» WRITTEN EXERCISE
Locate the string "умолчанию" throughout the material and copy every line in which it occurs.

--- begin GIVEN DATA ---

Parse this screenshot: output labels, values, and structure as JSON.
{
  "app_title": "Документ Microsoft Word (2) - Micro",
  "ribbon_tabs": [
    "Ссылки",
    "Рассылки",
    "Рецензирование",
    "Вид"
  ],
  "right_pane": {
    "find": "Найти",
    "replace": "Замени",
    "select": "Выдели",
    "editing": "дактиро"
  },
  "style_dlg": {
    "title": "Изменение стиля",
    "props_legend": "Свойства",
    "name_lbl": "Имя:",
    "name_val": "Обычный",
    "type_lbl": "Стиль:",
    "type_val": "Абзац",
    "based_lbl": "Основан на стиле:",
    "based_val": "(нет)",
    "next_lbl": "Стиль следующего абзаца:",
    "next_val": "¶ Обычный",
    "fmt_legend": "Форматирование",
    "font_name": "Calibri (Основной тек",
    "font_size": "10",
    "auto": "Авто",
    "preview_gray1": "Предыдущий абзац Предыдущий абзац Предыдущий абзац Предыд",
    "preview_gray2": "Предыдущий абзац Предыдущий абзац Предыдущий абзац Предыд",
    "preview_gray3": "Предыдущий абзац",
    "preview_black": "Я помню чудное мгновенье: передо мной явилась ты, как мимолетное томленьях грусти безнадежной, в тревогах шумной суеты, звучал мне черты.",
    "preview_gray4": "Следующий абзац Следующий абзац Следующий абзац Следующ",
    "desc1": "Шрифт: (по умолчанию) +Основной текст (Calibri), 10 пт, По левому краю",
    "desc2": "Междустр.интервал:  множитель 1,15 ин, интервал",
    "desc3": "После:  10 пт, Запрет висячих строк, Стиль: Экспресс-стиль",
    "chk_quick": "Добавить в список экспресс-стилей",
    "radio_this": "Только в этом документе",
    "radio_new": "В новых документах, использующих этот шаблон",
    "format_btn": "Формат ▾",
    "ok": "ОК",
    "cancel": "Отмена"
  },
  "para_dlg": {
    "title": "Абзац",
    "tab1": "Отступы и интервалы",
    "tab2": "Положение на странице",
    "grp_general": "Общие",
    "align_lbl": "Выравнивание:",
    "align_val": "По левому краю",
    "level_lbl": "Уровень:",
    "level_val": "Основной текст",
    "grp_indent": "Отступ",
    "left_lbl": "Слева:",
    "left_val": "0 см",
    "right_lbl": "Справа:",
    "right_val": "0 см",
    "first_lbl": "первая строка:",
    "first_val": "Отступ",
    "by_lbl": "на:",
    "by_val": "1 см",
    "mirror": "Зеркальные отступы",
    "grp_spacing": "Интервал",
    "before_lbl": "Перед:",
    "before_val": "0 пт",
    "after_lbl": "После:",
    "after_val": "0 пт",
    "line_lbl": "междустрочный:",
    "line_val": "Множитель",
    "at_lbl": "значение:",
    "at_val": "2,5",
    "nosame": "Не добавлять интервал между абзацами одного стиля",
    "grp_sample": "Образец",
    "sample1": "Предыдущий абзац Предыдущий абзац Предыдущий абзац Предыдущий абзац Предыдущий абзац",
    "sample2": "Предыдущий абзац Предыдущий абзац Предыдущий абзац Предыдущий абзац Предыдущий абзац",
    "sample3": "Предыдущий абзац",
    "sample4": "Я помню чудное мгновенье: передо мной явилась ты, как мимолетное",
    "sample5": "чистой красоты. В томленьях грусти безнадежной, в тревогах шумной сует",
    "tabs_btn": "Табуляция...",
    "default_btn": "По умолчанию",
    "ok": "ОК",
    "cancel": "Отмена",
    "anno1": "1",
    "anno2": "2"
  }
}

--- end GIVEN DATA ---

» TASK RESPONSE
    "desc1": "Шрифт: (по умолчанию) +Основной текст (Calibri), 10 пт, По левому краю",
    "default_btn": "По умолчанию",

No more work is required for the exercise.